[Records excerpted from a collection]
----
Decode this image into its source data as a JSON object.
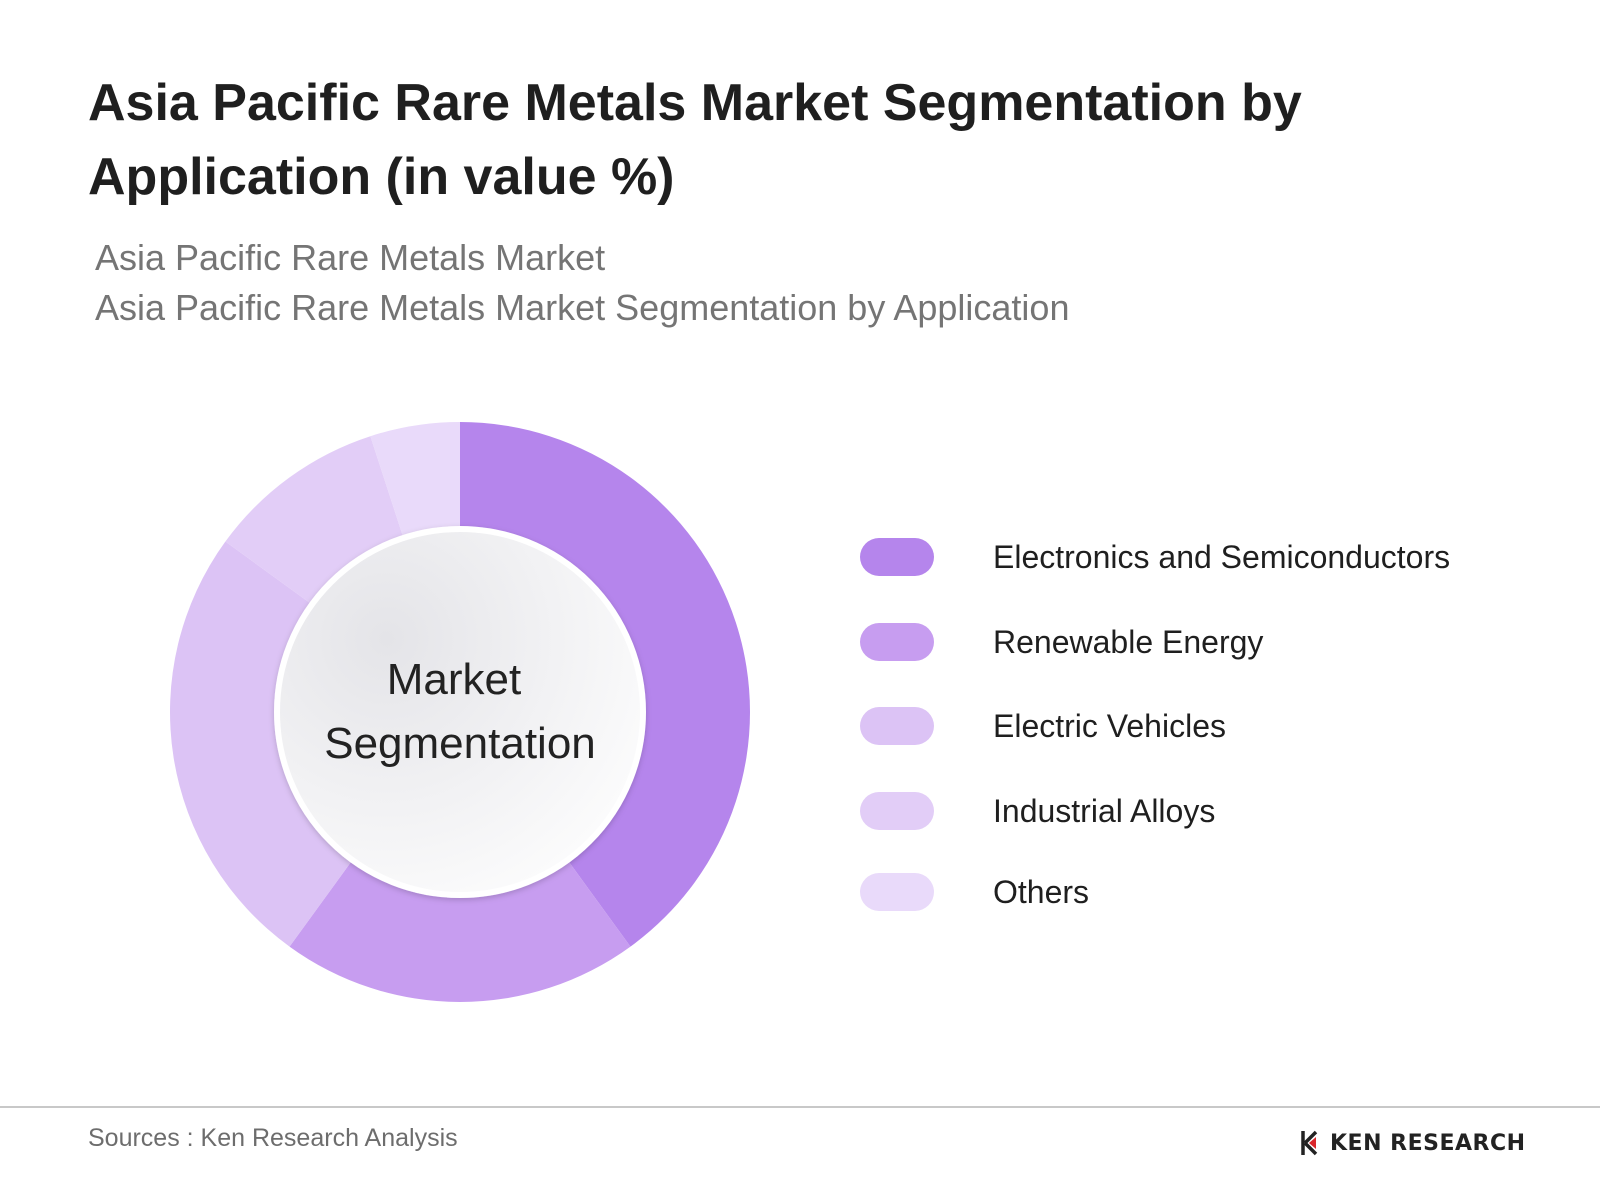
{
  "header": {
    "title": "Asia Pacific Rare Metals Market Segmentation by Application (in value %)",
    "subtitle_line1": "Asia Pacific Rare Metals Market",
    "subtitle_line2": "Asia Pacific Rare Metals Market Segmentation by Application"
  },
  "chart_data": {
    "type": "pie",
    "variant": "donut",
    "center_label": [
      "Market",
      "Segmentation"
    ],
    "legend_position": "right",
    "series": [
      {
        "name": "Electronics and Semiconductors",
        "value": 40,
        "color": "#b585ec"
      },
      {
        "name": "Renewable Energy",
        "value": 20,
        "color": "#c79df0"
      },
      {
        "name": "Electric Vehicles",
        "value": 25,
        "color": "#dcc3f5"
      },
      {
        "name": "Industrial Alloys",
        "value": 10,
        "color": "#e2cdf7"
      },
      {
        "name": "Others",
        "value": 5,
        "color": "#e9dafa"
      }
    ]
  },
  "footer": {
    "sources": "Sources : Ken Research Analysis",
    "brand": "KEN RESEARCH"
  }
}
----
→ Instructions for the task: Pick out the lines containing the string "Market" and show them.

→ Full response:
    "title": "Asia Pacific Rare Metals Market Segmentation by Application (in value %)",
    "subtitle_line1": "Asia Pacific Rare Metals Market",
    "subtitle_line2": "Asia Pacific Rare Metals Market Segmentation by Application"
      "Market",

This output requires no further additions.